- [Action item]: Every line of the entries below that mentions "Regierung" is to be copied out.

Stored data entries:
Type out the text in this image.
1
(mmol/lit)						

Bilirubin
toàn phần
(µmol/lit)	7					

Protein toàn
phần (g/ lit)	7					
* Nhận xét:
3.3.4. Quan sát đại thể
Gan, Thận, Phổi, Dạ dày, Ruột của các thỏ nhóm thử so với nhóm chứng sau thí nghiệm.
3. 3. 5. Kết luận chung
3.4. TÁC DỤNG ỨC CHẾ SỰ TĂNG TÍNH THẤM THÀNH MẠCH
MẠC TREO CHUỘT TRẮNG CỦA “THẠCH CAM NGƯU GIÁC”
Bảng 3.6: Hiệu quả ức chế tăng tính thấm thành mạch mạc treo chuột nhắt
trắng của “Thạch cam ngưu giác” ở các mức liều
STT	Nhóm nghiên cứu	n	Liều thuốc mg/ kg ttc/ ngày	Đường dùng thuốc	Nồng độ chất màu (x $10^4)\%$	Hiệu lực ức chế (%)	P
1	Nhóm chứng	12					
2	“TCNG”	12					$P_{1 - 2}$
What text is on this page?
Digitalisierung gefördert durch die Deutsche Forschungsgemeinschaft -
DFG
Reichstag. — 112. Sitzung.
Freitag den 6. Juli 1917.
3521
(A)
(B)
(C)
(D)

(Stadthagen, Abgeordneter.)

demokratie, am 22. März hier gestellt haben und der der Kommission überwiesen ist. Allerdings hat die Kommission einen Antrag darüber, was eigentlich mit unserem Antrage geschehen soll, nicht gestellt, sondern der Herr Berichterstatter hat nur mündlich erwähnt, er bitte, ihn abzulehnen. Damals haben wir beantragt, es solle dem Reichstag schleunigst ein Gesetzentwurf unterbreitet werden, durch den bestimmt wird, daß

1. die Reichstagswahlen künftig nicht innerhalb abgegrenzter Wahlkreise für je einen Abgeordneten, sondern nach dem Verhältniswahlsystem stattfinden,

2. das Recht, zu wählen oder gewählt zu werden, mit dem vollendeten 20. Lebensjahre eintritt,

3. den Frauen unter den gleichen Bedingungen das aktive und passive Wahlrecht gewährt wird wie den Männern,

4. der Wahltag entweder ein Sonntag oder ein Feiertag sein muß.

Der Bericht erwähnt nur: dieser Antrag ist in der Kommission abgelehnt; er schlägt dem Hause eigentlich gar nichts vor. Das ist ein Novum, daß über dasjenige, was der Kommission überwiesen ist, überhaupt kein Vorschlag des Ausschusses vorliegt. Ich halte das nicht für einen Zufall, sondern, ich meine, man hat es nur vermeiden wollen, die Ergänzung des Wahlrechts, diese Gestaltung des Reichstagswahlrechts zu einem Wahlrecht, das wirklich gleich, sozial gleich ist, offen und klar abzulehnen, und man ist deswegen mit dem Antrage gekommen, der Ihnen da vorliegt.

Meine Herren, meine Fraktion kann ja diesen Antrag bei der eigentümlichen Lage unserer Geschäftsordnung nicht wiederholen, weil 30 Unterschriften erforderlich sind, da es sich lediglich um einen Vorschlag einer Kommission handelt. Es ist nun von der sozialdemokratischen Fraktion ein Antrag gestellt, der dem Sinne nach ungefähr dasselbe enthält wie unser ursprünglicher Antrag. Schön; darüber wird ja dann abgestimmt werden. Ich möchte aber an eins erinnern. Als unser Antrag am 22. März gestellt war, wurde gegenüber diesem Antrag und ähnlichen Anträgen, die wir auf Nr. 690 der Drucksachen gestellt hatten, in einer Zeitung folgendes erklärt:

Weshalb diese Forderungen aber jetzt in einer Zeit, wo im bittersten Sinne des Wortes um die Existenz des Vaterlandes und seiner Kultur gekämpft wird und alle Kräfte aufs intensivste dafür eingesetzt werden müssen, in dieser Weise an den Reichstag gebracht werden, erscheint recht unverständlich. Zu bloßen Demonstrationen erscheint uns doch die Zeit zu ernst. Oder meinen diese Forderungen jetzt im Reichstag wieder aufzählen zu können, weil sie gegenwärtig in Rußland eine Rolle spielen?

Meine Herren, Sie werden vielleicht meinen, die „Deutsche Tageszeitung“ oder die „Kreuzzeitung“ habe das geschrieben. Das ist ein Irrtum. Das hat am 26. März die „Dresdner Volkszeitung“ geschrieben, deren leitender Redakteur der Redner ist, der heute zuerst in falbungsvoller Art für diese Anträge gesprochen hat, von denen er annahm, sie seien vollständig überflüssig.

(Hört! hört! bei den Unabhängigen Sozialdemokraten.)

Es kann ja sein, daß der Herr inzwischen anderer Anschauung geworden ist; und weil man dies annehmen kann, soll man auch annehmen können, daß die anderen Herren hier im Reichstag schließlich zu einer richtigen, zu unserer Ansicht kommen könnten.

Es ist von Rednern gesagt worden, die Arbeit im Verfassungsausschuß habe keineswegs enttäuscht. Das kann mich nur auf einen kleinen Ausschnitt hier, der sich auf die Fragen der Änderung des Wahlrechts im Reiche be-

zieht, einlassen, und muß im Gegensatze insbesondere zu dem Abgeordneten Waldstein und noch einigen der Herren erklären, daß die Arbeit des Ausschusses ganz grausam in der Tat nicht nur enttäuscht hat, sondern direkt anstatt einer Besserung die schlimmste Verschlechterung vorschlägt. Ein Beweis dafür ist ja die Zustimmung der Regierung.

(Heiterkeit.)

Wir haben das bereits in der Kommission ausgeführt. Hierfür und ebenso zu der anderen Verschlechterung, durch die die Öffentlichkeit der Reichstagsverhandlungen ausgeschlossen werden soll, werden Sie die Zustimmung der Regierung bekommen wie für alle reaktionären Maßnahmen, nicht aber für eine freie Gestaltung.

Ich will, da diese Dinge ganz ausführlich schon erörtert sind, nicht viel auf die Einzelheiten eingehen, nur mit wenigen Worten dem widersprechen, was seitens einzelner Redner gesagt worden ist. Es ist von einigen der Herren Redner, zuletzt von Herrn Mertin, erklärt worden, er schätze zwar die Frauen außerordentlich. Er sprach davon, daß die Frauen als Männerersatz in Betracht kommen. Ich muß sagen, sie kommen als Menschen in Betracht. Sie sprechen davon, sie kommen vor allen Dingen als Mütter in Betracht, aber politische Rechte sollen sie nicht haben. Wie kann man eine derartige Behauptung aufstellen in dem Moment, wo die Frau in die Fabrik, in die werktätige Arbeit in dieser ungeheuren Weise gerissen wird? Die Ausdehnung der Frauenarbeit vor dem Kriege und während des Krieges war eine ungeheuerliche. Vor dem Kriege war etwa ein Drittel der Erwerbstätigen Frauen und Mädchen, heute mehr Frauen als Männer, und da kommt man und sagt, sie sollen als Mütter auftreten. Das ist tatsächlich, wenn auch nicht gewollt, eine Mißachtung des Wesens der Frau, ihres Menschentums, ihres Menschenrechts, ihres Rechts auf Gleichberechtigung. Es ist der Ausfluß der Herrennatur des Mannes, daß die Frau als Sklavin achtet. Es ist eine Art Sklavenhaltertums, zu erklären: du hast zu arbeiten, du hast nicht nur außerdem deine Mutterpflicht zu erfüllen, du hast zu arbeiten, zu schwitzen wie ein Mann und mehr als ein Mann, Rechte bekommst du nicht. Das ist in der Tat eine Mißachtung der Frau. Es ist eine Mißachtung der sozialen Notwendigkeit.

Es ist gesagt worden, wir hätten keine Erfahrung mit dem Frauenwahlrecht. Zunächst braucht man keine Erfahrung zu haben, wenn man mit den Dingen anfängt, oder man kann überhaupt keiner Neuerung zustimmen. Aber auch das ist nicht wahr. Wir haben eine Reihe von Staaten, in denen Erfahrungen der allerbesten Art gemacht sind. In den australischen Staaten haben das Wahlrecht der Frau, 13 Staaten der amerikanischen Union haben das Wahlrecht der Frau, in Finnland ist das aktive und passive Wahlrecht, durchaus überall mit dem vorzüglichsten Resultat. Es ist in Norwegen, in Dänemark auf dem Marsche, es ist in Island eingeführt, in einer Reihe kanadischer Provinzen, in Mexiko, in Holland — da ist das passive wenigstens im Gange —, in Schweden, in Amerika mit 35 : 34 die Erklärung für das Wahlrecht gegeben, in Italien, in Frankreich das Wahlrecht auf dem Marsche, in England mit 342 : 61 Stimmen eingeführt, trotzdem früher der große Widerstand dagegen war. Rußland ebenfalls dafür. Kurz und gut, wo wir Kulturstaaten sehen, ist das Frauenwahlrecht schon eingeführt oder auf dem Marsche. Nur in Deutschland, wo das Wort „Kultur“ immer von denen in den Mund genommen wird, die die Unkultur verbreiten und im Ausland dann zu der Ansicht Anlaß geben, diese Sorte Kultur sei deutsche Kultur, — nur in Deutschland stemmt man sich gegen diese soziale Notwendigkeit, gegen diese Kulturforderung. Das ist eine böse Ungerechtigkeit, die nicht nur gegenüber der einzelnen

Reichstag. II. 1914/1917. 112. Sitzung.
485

- [Output for this exercise]:
zieht, einlassen, und muß im Gegensatze insbesondere zu dem Abgeordneten Waldstein und noch einigen der Herren erklären, daß die Arbeit des Ausschusses ganz grausam in der Tat nicht nur enttäuscht hat, sondern direkt anstatt einer Besserung die schlimmste Verschlechterung vorschlägt. Ein Beweis dafür ist ja die Zustimmung der Regierung.
Wir haben das bereits in der Kommission ausgeführt. Hierfür und ebenso zu der anderen Verschlechterung, durch die die Öffentlichkeit der Reichstagsverhandlungen ausgeschlossen werden soll, werden Sie die Zustimmung der Regierung bekommen wie für alle reaktionären Maßnahmen, nicht aber für eine freie Gestaltung.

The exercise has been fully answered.